┏━━
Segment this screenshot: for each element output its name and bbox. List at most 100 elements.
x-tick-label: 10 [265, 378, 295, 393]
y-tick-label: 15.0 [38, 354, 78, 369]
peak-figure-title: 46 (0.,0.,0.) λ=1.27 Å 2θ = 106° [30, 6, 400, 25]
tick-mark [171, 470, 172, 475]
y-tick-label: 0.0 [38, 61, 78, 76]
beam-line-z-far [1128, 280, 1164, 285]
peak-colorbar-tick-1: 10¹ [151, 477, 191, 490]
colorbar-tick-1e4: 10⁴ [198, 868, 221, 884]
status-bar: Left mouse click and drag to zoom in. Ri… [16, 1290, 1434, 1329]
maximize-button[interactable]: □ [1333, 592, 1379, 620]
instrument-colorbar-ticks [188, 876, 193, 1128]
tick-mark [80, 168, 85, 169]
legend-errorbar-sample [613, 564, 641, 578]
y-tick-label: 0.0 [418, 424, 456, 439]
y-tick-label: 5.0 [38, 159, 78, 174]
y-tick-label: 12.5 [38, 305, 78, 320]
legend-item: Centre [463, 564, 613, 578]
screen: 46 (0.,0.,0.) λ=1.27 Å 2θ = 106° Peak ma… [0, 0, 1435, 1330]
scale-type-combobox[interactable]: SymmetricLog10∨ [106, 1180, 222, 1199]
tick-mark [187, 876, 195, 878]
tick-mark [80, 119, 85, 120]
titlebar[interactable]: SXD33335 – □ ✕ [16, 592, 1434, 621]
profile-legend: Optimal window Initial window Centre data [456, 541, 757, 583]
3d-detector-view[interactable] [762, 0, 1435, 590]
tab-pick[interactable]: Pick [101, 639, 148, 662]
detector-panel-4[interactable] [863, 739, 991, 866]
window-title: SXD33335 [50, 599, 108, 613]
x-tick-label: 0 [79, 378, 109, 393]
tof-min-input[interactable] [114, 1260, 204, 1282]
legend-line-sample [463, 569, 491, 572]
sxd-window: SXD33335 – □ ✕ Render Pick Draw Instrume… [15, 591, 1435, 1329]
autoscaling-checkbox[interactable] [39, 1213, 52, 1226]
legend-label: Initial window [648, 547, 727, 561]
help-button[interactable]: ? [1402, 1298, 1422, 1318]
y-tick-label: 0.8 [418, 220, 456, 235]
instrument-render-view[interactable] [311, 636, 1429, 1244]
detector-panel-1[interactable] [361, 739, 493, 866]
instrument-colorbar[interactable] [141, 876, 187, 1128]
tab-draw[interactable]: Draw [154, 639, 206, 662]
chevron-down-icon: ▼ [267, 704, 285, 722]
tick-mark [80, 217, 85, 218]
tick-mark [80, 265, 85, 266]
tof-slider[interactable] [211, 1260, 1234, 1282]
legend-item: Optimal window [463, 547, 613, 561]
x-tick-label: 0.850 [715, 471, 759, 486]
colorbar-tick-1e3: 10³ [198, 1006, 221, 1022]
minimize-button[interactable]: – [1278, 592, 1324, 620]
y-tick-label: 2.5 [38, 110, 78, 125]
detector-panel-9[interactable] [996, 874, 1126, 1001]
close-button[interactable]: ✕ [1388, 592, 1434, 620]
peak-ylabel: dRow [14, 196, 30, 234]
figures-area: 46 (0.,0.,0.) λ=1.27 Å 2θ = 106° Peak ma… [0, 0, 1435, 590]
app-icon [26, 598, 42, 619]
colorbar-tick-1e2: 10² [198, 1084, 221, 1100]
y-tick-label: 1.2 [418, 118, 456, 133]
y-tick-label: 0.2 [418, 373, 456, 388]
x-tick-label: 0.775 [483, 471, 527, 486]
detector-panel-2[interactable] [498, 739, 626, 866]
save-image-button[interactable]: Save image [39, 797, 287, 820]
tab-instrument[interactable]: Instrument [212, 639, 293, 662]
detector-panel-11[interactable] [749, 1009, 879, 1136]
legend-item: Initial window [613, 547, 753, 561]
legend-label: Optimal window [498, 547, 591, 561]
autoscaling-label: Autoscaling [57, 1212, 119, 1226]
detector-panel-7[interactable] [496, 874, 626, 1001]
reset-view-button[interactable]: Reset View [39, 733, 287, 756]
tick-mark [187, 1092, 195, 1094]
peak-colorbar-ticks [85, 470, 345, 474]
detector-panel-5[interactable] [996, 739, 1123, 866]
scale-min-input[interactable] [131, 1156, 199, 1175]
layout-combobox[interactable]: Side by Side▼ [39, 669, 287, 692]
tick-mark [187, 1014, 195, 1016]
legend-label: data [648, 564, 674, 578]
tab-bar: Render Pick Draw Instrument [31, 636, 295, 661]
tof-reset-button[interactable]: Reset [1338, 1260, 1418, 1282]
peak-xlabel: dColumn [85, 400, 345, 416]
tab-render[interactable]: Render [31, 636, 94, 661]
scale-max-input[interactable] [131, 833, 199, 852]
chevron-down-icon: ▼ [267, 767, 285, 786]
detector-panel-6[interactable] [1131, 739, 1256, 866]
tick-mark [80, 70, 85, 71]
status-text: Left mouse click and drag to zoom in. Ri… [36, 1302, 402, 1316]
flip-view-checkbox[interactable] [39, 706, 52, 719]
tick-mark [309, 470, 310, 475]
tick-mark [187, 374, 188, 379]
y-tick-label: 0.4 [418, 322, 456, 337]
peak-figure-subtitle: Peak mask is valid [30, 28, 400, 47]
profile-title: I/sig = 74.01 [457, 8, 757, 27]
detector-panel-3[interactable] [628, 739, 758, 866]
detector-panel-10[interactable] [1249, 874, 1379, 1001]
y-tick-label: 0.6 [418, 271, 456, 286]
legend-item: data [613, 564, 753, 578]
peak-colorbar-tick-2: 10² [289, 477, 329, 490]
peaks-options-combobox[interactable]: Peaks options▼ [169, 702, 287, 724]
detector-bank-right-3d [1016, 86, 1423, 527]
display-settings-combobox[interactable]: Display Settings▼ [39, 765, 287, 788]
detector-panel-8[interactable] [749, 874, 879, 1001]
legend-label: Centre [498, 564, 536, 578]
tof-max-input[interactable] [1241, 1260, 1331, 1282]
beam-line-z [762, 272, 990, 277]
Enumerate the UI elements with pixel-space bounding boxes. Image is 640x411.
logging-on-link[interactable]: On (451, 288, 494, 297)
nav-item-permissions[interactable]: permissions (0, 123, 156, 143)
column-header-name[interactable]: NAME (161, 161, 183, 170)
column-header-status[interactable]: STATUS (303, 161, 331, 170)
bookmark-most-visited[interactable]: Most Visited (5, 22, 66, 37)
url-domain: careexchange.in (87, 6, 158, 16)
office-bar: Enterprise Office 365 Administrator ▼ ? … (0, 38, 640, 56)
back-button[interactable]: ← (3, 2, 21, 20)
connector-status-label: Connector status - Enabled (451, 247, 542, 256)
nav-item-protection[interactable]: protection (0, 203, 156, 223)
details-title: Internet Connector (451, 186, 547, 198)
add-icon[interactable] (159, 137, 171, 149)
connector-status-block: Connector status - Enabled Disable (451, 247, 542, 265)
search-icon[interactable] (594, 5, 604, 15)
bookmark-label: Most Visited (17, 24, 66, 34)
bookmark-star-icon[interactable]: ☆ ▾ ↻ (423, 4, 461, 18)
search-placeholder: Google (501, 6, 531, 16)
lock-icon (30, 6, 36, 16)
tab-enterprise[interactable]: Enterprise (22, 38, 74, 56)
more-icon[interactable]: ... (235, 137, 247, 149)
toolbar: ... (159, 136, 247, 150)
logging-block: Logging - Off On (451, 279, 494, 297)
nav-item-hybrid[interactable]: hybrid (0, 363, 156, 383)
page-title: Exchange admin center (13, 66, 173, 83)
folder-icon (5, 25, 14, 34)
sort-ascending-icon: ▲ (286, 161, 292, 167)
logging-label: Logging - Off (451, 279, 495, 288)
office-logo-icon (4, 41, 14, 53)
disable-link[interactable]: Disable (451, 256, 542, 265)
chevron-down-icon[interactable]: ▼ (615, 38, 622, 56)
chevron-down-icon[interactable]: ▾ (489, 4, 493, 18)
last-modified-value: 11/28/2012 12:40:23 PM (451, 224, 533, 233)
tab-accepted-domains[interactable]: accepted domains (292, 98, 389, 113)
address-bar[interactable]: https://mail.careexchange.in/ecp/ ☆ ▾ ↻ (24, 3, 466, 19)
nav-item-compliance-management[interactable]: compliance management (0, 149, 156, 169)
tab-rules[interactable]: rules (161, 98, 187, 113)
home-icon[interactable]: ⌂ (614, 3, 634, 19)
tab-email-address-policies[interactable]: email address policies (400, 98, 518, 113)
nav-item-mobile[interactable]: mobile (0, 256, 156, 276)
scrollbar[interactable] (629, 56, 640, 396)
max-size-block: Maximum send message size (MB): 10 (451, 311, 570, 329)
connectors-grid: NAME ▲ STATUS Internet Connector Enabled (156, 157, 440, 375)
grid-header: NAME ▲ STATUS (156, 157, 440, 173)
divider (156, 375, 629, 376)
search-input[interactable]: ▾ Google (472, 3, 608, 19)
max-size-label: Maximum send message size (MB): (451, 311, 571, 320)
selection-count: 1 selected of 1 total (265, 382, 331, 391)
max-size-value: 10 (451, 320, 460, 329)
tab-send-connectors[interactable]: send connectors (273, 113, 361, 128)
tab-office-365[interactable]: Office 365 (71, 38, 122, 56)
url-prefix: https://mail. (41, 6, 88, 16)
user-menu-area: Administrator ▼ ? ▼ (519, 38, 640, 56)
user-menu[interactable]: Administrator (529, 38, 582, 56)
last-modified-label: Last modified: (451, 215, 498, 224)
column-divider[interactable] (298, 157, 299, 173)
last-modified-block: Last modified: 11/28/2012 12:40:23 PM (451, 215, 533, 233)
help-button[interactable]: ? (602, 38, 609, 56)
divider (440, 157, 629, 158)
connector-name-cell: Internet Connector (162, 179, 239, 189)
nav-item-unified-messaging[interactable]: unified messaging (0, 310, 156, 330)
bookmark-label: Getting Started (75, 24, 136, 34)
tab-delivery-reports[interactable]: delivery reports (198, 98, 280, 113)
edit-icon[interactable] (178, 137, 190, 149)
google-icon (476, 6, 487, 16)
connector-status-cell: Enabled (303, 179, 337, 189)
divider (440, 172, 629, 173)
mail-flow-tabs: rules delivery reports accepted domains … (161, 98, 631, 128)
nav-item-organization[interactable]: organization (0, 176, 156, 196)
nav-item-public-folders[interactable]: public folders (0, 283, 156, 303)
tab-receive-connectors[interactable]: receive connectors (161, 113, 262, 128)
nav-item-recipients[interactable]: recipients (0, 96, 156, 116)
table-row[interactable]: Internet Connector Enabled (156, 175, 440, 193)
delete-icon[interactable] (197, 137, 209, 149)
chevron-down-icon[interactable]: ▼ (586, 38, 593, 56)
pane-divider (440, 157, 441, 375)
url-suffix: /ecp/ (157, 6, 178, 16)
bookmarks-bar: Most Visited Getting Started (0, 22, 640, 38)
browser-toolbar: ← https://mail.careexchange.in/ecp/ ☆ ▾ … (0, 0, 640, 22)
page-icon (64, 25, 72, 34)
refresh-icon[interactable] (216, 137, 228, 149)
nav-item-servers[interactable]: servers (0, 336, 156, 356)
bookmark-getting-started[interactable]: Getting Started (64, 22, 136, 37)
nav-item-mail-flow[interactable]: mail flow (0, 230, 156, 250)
┗━━
Your task: Reproduce the data without changes, from its first line through the line containing "detector-panel-4[interactable] [863, 739, 991, 866]", with both of those lines included.

Problem solution:
Segment this screenshot: for each element output its name and bbox. List at most 100 elements.
x-tick-label: 10 [265, 378, 295, 393]
y-tick-label: 15.0 [38, 354, 78, 369]
peak-figure-title: 46 (0.,0.,0.) λ=1.27 Å 2θ = 106° [30, 6, 400, 25]
tick-mark [171, 470, 172, 475]
y-tick-label: 0.0 [38, 61, 78, 76]
beam-line-z-far [1128, 280, 1164, 285]
peak-colorbar-tick-1: 10¹ [151, 477, 191, 490]
colorbar-tick-1e4: 10⁴ [198, 868, 221, 884]
status-bar: Left mouse click and drag to zoom in. Ri… [16, 1290, 1434, 1329]
maximize-button[interactable]: □ [1333, 592, 1379, 620]
instrument-colorbar-ticks [188, 876, 193, 1128]
tick-mark [80, 168, 85, 169]
legend-errorbar-sample [613, 564, 641, 578]
y-tick-label: 0.0 [418, 424, 456, 439]
y-tick-label: 5.0 [38, 159, 78, 174]
y-tick-label: 12.5 [38, 305, 78, 320]
legend-item: Centre [463, 564, 613, 578]
screen: 46 (0.,0.,0.) λ=1.27 Å 2θ = 106° Peak ma… [0, 0, 1435, 1330]
scale-type-combobox[interactable]: SymmetricLog10∨ [106, 1180, 222, 1199]
tick-mark [187, 876, 195, 878]
tick-mark [80, 119, 85, 120]
titlebar[interactable]: SXD33335 – □ ✕ [16, 592, 1434, 621]
profile-legend: Optimal window Initial window Centre data [456, 541, 757, 583]
3d-detector-view[interactable] [762, 0, 1435, 590]
tab-pick[interactable]: Pick [101, 639, 148, 662]
detector-panel-4[interactable] [863, 739, 991, 866]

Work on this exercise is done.